▼
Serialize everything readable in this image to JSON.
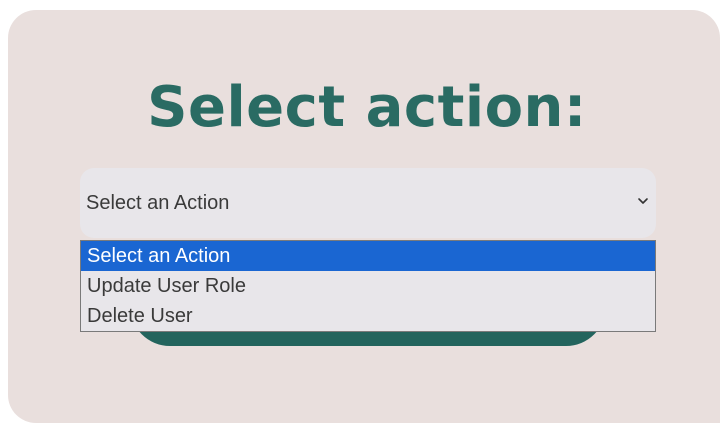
{
  "heading": "Select action:",
  "select": {
    "current_value": "Select an Action",
    "options": [
      {
        "label": "Select an Action",
        "selected": true
      },
      {
        "label": "Update User Role",
        "selected": false
      },
      {
        "label": "Delete User",
        "selected": false
      }
    ]
  },
  "icons": {
    "dropdown_arrow": "chevron-down-icon"
  },
  "colors": {
    "card_background": "#e9dfdd",
    "heading": "#2a6b63",
    "select_background": "#e8e6ea",
    "highlight": "#1a66d2",
    "button": "#23645d"
  }
}
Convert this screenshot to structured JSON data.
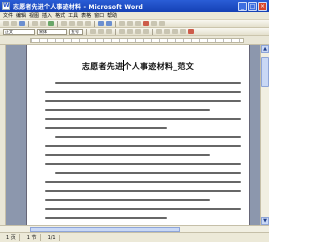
{
  "window": {
    "title": "志愿者先进个人事迹材料 - Microsoft Word",
    "minimize": "_",
    "maximize": "□",
    "close": "×"
  },
  "menu": [
    "文件",
    "编辑",
    "视图",
    "插入",
    "格式",
    "工具",
    "表格",
    "窗口",
    "帮助"
  ],
  "toolbar": {
    "style_value": "正文",
    "font_value": "宋体",
    "size_value": "五号"
  },
  "document": {
    "title": "志愿者先进个人事迹材料_范文"
  },
  "status": {
    "page": "1 页",
    "section": "1 节",
    "page_count": "1/1"
  }
}
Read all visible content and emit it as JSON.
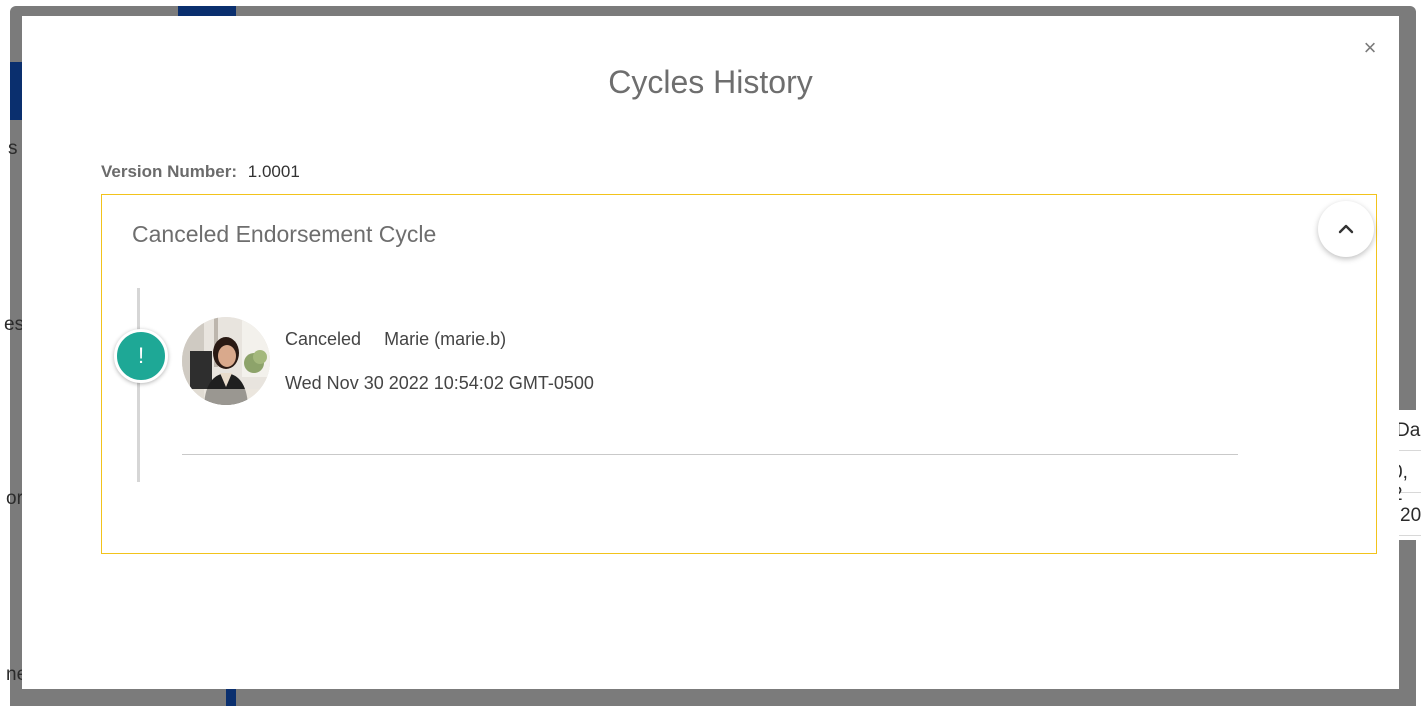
{
  "modal": {
    "title": "Cycles History",
    "close_label": "×",
    "version_label": "Version Number:",
    "version_value": "1.0001"
  },
  "cycle": {
    "title": "Canceled Endorsement Cycle",
    "collapse_icon": "chevron-up-icon",
    "event": {
      "status_icon": "!",
      "status": "Canceled",
      "user": "Marie (marie.b)",
      "timestamp": "Wed Nov 30 2022 10:54:02 GMT-0500"
    }
  },
  "background_fragments": {
    "left_1": "s",
    "left_2": "es",
    "left_3": "or",
    "left_4": "ne",
    "right_1": "Da",
    "right_2": "0, 2",
    "right_3": "20"
  },
  "colors": {
    "accent_border": "#f2c31b",
    "status_teal": "#1ea896",
    "backdrop_gray": "#7b7b7b",
    "background_navy": "#0a2f6e"
  }
}
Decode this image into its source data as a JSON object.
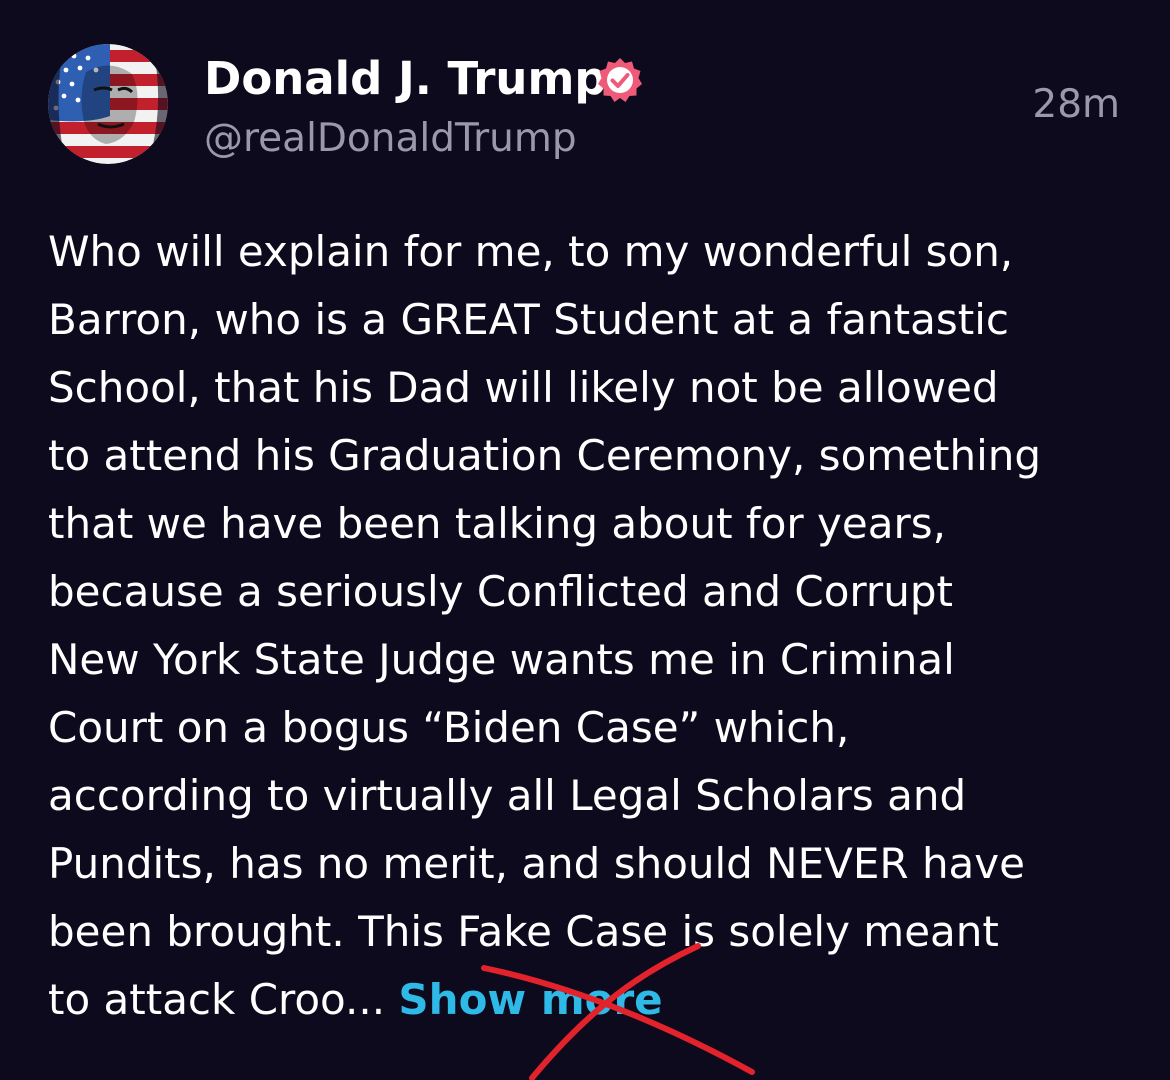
{
  "post": {
    "author_name": "Donald J. Trump",
    "handle": "@realDonaldTrump",
    "timestamp": "28m",
    "lines": [
      "Who will explain for me, to my wonderful son,",
      "Barron, who is a GREAT Student at a fantastic",
      "School, that his Dad will likely not be allowed",
      "to attend his Graduation Ceremony, something",
      "that we have been talking about for years,",
      "because a seriously Conflicted and Corrupt",
      "New York State Judge wants me in Criminal",
      "Court on a bogus “Biden Case” which,",
      "according to virtually all Legal Scholars and",
      "Pundits, has no merit, and should NEVER have",
      "been brought. This Fake Case is solely meant"
    ],
    "last_line_text": "to attack Croo... ",
    "show_more_label": "Show more"
  },
  "icons": {
    "verified": "verified-badge-icon",
    "avatar": "avatar-flag-portrait"
  },
  "colors": {
    "background": "#0c0a1c",
    "text": "#ffffff",
    "muted": "#9c98ac",
    "link": "#2fb9e7",
    "verified": "#ef5a78",
    "annotation": "#e2232b"
  }
}
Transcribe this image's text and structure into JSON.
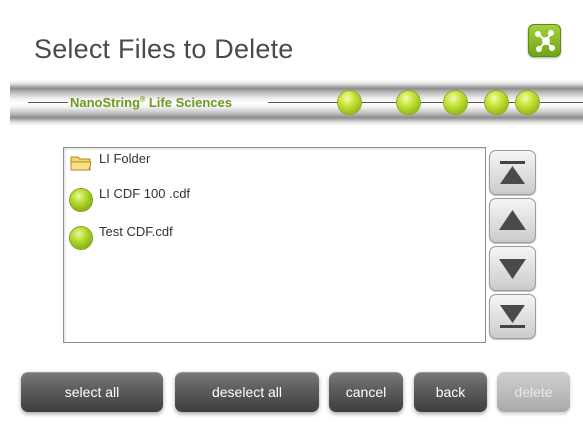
{
  "header": {
    "title": "Select Files to Delete",
    "network_icon": "network-share-icon"
  },
  "banner": {
    "brand": "NanoString",
    "brand_reg": "®",
    "brand_suffix": " Life Sciences",
    "progress_dots": 5
  },
  "files": [
    {
      "label": "LI Folder",
      "icon": "folder-icon"
    },
    {
      "label": "LI CDF 100 .cdf",
      "icon": "green-ball-icon"
    },
    {
      "label": "Test CDF.cdf",
      "icon": "green-ball-icon"
    }
  ],
  "scroll": {
    "icons": [
      "scroll-top-icon",
      "scroll-up-icon",
      "scroll-down-icon",
      "scroll-bottom-icon"
    ]
  },
  "actions": {
    "select_all": "select all",
    "deselect_all": "deselect all",
    "cancel": "cancel",
    "back": "back",
    "delete": "delete"
  },
  "colors": {
    "brand_green": "#6b9a1a",
    "accent_green": "#8fbb10",
    "button_dark": "#4a4a4a",
    "button_disabled": "#bdbdbd"
  }
}
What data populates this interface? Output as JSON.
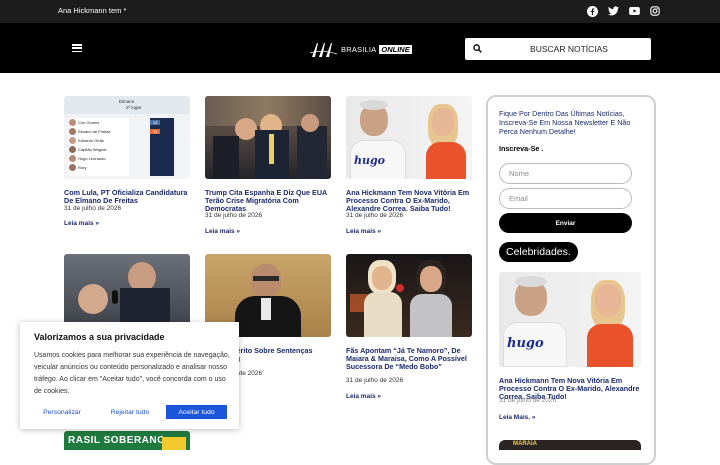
{
  "topbar": {
    "ticker": "Ana Hickmann tem *"
  },
  "header": {
    "logo_text": "BRASILIA",
    "logo_highlight": "ONLINE",
    "search_placeholder": "BUSCAR NOTÍCIAS"
  },
  "posts": [
    {
      "title": "Com Lula, PT Oficializa Candidatura De Elmano De Freitas",
      "date": "31 de julho de 2026",
      "more": "Leia mais »"
    },
    {
      "title": "Trump Cita Espanha E Diz Que EUA Terão Crise Migratória Com Democratas",
      "date": "31 de julho de 2026",
      "more": "Leia mais »"
    },
    {
      "title": "Ana Hickmann Tem Nova Vitória Em Processo Contra O Ex-Marido, Alexandre Correa. Saiba Tudo!",
      "date": "31 de julho de 2026",
      "more": "Leia mais »"
    },
    {
      "title": "uiva Inquérito Sobre Sentenças Contra Og",
      "date": "31 de julho de 2026"
    },
    {
      "title": "Fãs Apontam “Já Te Namoro”, De Maiara & Maraisa, Como A Possível Sucessora De “Medo Bobo”",
      "date": "31 de julho de 2026",
      "more": "Leia mais »"
    }
  ],
  "thumb_captions": {
    "poll_header_1": "Elmano",
    "poll_header_2": "2º lugar",
    "poll_names": [
      "Ciro Gomes",
      "Elmano de Freitas",
      "Eduardo Girão",
      "Capitão Wagner",
      "Hugo Leonardo",
      "Rory"
    ],
    "poll_values": [
      "43",
      "33"
    ],
    "shirt_text": "hugo",
    "banner_text": "RASIL SOBERANO"
  },
  "sidebar": {
    "intro": "Fique Por Dentro Das Últimas Notícias, Inscreva-Se Em Nossa Newsletter E Não Perca Nenhum Detalhe!",
    "subscribe_label": "Inscreva-Se .",
    "name_placeholder": "Nome",
    "email_placeholder": "Email",
    "send_label": "Enviar",
    "category": "Celebridades.",
    "feature_title": "Ana Hickmann Tem Nova Vitória Em Processo Contra O Ex-Marido, Alexandre Correa. Saiba Tudo!",
    "feature_date": "31 de julho de 2026",
    "feature_more": "Leia Mais. »",
    "thumb2_text": "MARAIA"
  },
  "cookie": {
    "title": "Valorizamos a sua privacidade",
    "text": "Usamos cookies para melhorar sua experiência de navegação, veicular anúncios ou conteúdo personalizado e analisar nosso tráfego. Ao clicar em \"Aceitar tudo\", você concorda com o uso de cookies.",
    "customize": "Personalizar",
    "reject": "Rejeitar tudo",
    "accept": "Aceitar tudo"
  },
  "colors": {
    "title_blue": "#1a2a6c",
    "accept_blue": "#1a56db",
    "header_bg": "#000000",
    "topbar_bg": "#1c1c1c"
  },
  "icons": [
    "facebook-icon",
    "twitter-icon",
    "youtube-icon",
    "instagram-icon",
    "menu-icon",
    "search-icon"
  ]
}
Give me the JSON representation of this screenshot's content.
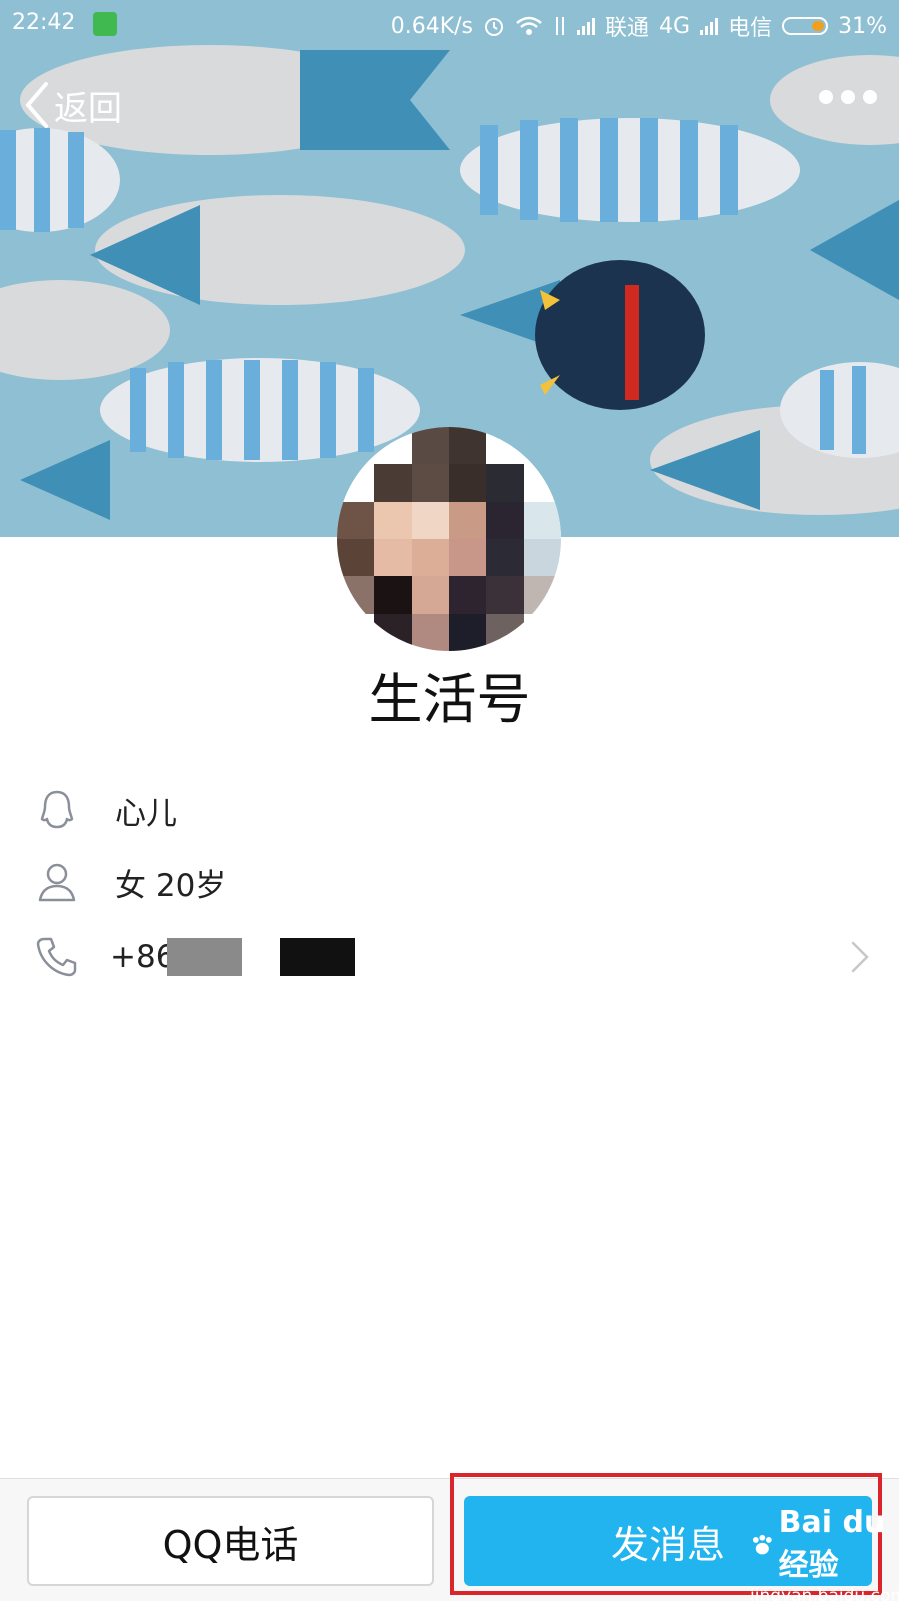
{
  "status_bar": {
    "time": "22:42",
    "net_speed": "0.64K/s",
    "carrier1": "联通",
    "network_type": "4G",
    "carrier2": "电信",
    "battery": "31%"
  },
  "nav": {
    "back_label": "返回"
  },
  "profile": {
    "name": "生活号",
    "nickname": "心儿",
    "gender_age": "女  20岁",
    "phone_prefix": "+86"
  },
  "actions": {
    "call_label": "QQ电话",
    "message_label": "发消息"
  },
  "watermark": {
    "brand": "Bai du 经验",
    "url": "jingyan.baidu.com"
  },
  "colors": {
    "accent": "#21b4ee",
    "highlight": "#d9252b",
    "cover_bg": "#8fbfd2"
  }
}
▲
● **Your objective**:
Reproduce each line of the records exactly, and omit every picture.

● **Result of the task**:
Serialize everything readable in this image to JSON.
{
  "heading": "Select action:",
  "select": {
    "current_value": "Select an Action",
    "options": [
      {
        "label": "Select an Action",
        "selected": true
      },
      {
        "label": "Update User Role",
        "selected": false
      },
      {
        "label": "Delete User",
        "selected": false
      }
    ]
  },
  "icons": {
    "dropdown_arrow": "chevron-down-icon"
  },
  "colors": {
    "card_background": "#e9dfdd",
    "heading": "#2a6b63",
    "select_background": "#e8e6ea",
    "highlight": "#1a66d2",
    "button": "#23645d"
  }
}
Convert this screenshot to structured JSON data.
{
  "window": {
    "title": "志愿者先进个人事迹材料 - Microsoft Word",
    "minimize": "_",
    "maximize": "□",
    "close": "×"
  },
  "menu": [
    "文件",
    "编辑",
    "视图",
    "插入",
    "格式",
    "工具",
    "表格",
    "窗口",
    "帮助"
  ],
  "toolbar": {
    "style_value": "正文",
    "font_value": "宋体",
    "size_value": "五号"
  },
  "document": {
    "title": "志愿者先进个人事迹材料_范文"
  },
  "status": {
    "page": "1 页",
    "section": "1 节",
    "page_count": "1/1"
  }
}
Read all visible content and emit it as JSON.
{
  "modal": {
    "title": "Cycles History",
    "close_label": "×",
    "version_label": "Version Number:",
    "version_value": "1.0001"
  },
  "cycle": {
    "title": "Canceled Endorsement Cycle",
    "collapse_icon": "chevron-up-icon",
    "event": {
      "status_icon": "!",
      "status": "Canceled",
      "user": "Marie (marie.b)",
      "timestamp": "Wed Nov 30 2022 10:54:02 GMT-0500"
    }
  },
  "background_fragments": {
    "left_1": "s",
    "left_2": "es",
    "left_3": "or",
    "left_4": "ne",
    "right_1": "Da",
    "right_2": "0, 2",
    "right_3": "20"
  },
  "colors": {
    "accent_border": "#f2c31b",
    "status_teal": "#1ea896",
    "backdrop_gray": "#7b7b7b",
    "background_navy": "#0a2f6e"
  }
}
Decode this image into its source data as a JSON object.
{
  "post": {
    "author_name": "Donald J. Trump",
    "handle": "@realDonaldTrump",
    "timestamp": "28m",
    "lines": [
      "Who will explain for me, to my wonderful son,",
      "Barron, who is a GREAT Student at a fantastic",
      "School, that his Dad will likely not be allowed",
      "to attend his Graduation Ceremony, something",
      "that we have been talking about for years,",
      "because a seriously Conflicted and Corrupt",
      "New York State Judge wants me in Criminal",
      "Court on a bogus “Biden Case” which,",
      "according to virtually all Legal Scholars and",
      "Pundits, has no merit, and should NEVER have",
      "been brought. This Fake Case is solely meant"
    ],
    "last_line_text": "to attack Croo... ",
    "show_more_label": "Show more"
  },
  "icons": {
    "verified": "verified-badge-icon",
    "avatar": "avatar-flag-portrait"
  },
  "colors": {
    "background": "#0c0a1c",
    "text": "#ffffff",
    "muted": "#9c98ac",
    "link": "#2fb9e7",
    "verified": "#ef5a78",
    "annotation": "#e2232b"
  }
}
Transcribe this image's text and structure into JSON.
{
  "header": {
    "title": "Select Files to Delete",
    "network_icon": "network-share-icon"
  },
  "banner": {
    "brand": "NanoString",
    "brand_reg": "®",
    "brand_suffix": " Life Sciences",
    "progress_dots": 5
  },
  "files": [
    {
      "label": "LI Folder",
      "icon": "folder-icon"
    },
    {
      "label": "LI CDF 100 .cdf",
      "icon": "green-ball-icon"
    },
    {
      "label": "Test CDF.cdf",
      "icon": "green-ball-icon"
    }
  ],
  "scroll": {
    "icons": [
      "scroll-top-icon",
      "scroll-up-icon",
      "scroll-down-icon",
      "scroll-bottom-icon"
    ]
  },
  "actions": {
    "select_all": "select all",
    "deselect_all": "deselect all",
    "cancel": "cancel",
    "back": "back",
    "delete": "delete"
  },
  "colors": {
    "brand_green": "#6b9a1a",
    "accent_green": "#8fbb10",
    "button_dark": "#4a4a4a",
    "button_disabled": "#bdbdbd"
  }
}
What data populates this interface? Output as JSON.
{
  "topbar": {
    "ticker": "Ana Hickmann tem *"
  },
  "header": {
    "logo_text": "BRASILIA",
    "logo_highlight": "ONLINE",
    "search_placeholder": "BUSCAR NOTÍCIAS"
  },
  "posts": [
    {
      "title": "Com Lula, PT Oficializa Candidatura De Elmano De Freitas",
      "date": "31 de julho de 2026",
      "more": "Leia mais »"
    },
    {
      "title": "Trump Cita Espanha E Diz Que EUA Terão Crise Migratória Com Democratas",
      "date": "31 de julho de 2026",
      "more": "Leia mais »"
    },
    {
      "title": "Ana Hickmann Tem Nova Vitória Em Processo Contra O Ex-Marido, Alexandre Correa. Saiba Tudo!",
      "date": "31 de julho de 2026",
      "more": "Leia mais »"
    },
    {
      "title": "uiva Inquérito Sobre Sentenças Contra Og",
      "date": "31 de julho de 2026"
    },
    {
      "title": "Fãs Apontam “Já Te Namoro”, De Maiara & Maraisa, Como A Possível Sucessora De “Medo Bobo”",
      "date": "31 de julho de 2026",
      "more": "Leia mais »"
    }
  ],
  "thumb_captions": {
    "poll_header_1": "Elmano",
    "poll_header_2": "2º lugar",
    "poll_names": [
      "Ciro Gomes",
      "Elmano de Freitas",
      "Eduardo Girão",
      "Capitão Wagner",
      "Hugo Leonardo",
      "Rory"
    ],
    "poll_values": [
      "43",
      "33"
    ],
    "shirt_text": "hugo",
    "banner_text": "RASIL SOBERANO"
  },
  "sidebar": {
    "intro": "Fique Por Dentro Das Últimas Notícias, Inscreva-Se Em Nossa Newsletter E Não Perca Nenhum Detalhe!",
    "subscribe_label": "Inscreva-Se .",
    "name_placeholder": "Nome",
    "email_placeholder": "Email",
    "send_label": "Enviar",
    "category": "Celebridades.",
    "feature_title": "Ana Hickmann Tem Nova Vitória Em Processo Contra O Ex-Marido, Alexandre Correa. Saiba Tudo!",
    "feature_date": "31 de julho de 2026",
    "feature_more": "Leia Mais. »",
    "thumb2_text": "MARAIA"
  },
  "cookie": {
    "title": "Valorizamos a sua privacidade",
    "text": "Usamos cookies para melhorar sua experiência de navegação, veicular anúncios ou conteúdo personalizado e analisar nosso tráfego. Ao clicar em \"Aceitar tudo\", você concorda com o uso de cookies.",
    "customize": "Personalizar",
    "reject": "Rejeitar tudo",
    "accept": "Aceitar tudo"
  },
  "colors": {
    "title_blue": "#1a2a6c",
    "accept_blue": "#1a56db",
    "header_bg": "#000000",
    "topbar_bg": "#1c1c1c"
  },
  "icons": [
    "facebook-icon",
    "twitter-icon",
    "youtube-icon",
    "instagram-icon",
    "menu-icon",
    "search-icon"
  ]
}
Give me the JSON representation of this screenshot's content.
{
  "status_bar": {
    "time": "22:42",
    "net_speed": "0.64K/s",
    "carrier1": "联通",
    "network_type": "4G",
    "carrier2": "电信",
    "battery": "31%"
  },
  "nav": {
    "back_label": "返回"
  },
  "profile": {
    "name": "生活号",
    "nickname": "心儿",
    "gender_age": "女  20岁",
    "phone_prefix": "+86"
  },
  "actions": {
    "call_label": "QQ电话",
    "message_label": "发消息"
  },
  "watermark": {
    "brand": "Bai du 经验",
    "url": "jingyan.baidu.com"
  },
  "colors": {
    "accent": "#21b4ee",
    "highlight": "#d9252b",
    "cover_bg": "#8fbfd2"
  }
}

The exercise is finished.